[Dataset rows about figures]
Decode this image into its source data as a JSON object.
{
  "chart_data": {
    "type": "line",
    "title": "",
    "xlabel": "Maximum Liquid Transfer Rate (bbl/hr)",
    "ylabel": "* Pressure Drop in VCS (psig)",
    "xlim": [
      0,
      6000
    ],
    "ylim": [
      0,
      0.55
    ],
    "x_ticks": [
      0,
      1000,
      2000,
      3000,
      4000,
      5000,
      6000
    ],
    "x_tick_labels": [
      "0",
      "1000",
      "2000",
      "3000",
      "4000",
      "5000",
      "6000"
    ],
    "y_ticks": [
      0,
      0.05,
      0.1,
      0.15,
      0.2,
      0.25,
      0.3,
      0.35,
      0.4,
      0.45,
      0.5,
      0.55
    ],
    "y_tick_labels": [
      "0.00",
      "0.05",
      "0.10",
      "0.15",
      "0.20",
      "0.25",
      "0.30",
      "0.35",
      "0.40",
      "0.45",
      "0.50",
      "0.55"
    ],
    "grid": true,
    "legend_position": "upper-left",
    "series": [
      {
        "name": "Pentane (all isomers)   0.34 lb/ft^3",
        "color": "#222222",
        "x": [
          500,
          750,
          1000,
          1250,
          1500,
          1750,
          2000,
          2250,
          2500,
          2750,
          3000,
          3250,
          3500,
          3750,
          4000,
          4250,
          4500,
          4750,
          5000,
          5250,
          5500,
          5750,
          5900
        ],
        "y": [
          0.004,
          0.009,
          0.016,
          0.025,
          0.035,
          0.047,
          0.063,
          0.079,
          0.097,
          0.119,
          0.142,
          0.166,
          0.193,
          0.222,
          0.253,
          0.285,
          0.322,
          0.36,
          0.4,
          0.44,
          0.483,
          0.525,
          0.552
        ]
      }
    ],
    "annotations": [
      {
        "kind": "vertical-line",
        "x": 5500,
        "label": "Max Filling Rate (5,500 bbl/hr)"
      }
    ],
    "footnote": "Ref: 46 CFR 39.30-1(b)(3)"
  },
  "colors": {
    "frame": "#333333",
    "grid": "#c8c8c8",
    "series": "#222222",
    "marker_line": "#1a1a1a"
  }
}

| THE EXERCISE |
Write out the entries above word for word.

| RESPONSE |
Decode this image into its source data as a JSON object.
{
  "chart_data": {
    "type": "line",
    "title": "",
    "xlabel": "Maximum Liquid Transfer Rate (bbl/hr)",
    "ylabel": "* Pressure Drop in VCS (psig)",
    "xlim": [
      0,
      6000
    ],
    "ylim": [
      0,
      0.55
    ],
    "x_ticks": [
      0,
      1000,
      2000,
      3000,
      4000,
      5000,
      6000
    ],
    "x_tick_labels": [
      "0",
      "1000",
      "2000",
      "3000",
      "4000",
      "5000",
      "6000"
    ],
    "y_ticks": [
      0,
      0.05,
      0.1,
      0.15,
      0.2,
      0.25,
      0.3,
      0.35,
      0.4,
      0.45,
      0.5,
      0.55
    ],
    "y_tick_labels": [
      "0.00",
      "0.05",
      "0.10",
      "0.15",
      "0.20",
      "0.25",
      "0.30",
      "0.35",
      "0.40",
      "0.45",
      "0.50",
      "0.55"
    ],
    "grid": true,
    "legend_position": "upper-left",
    "series": [
      {
        "name": "Pentane (all isomers)   0.34 lb/ft^3",
        "color": "#222222",
        "x": [
          500,
          750,
          1000,
          1250,
          1500,
          1750,
          2000,
          2250,
          2500,
          2750,
          3000,
          3250,
          3500,
          3750,
          4000,
          4250,
          4500,
          4750,
          5000,
          5250,
          5500,
          5750,
          5900
        ],
        "y": [
          0.004,
          0.009,
          0.016,
          0.025,
          0.035,
          0.047,
          0.063,
          0.079,
          0.097,
          0.119,
          0.142,
          0.166,
          0.193,
          0.222,
          0.253,
          0.285,
          0.322,
          0.36,
          0.4,
          0.44,
          0.483,
          0.525,
          0.552
        ]
      }
    ],
    "annotations": [
      {
        "kind": "vertical-line",
        "x": 5500,
        "label": "Max Filling Rate (5,500 bbl/hr)"
      }
    ],
    "footnote": "Ref: 46 CFR 39.30-1(b)(3)"
  },
  "colors": {
    "frame": "#333333",
    "grid": "#c8c8c8",
    "series": "#222222",
    "marker_line": "#1a1a1a"
  }
}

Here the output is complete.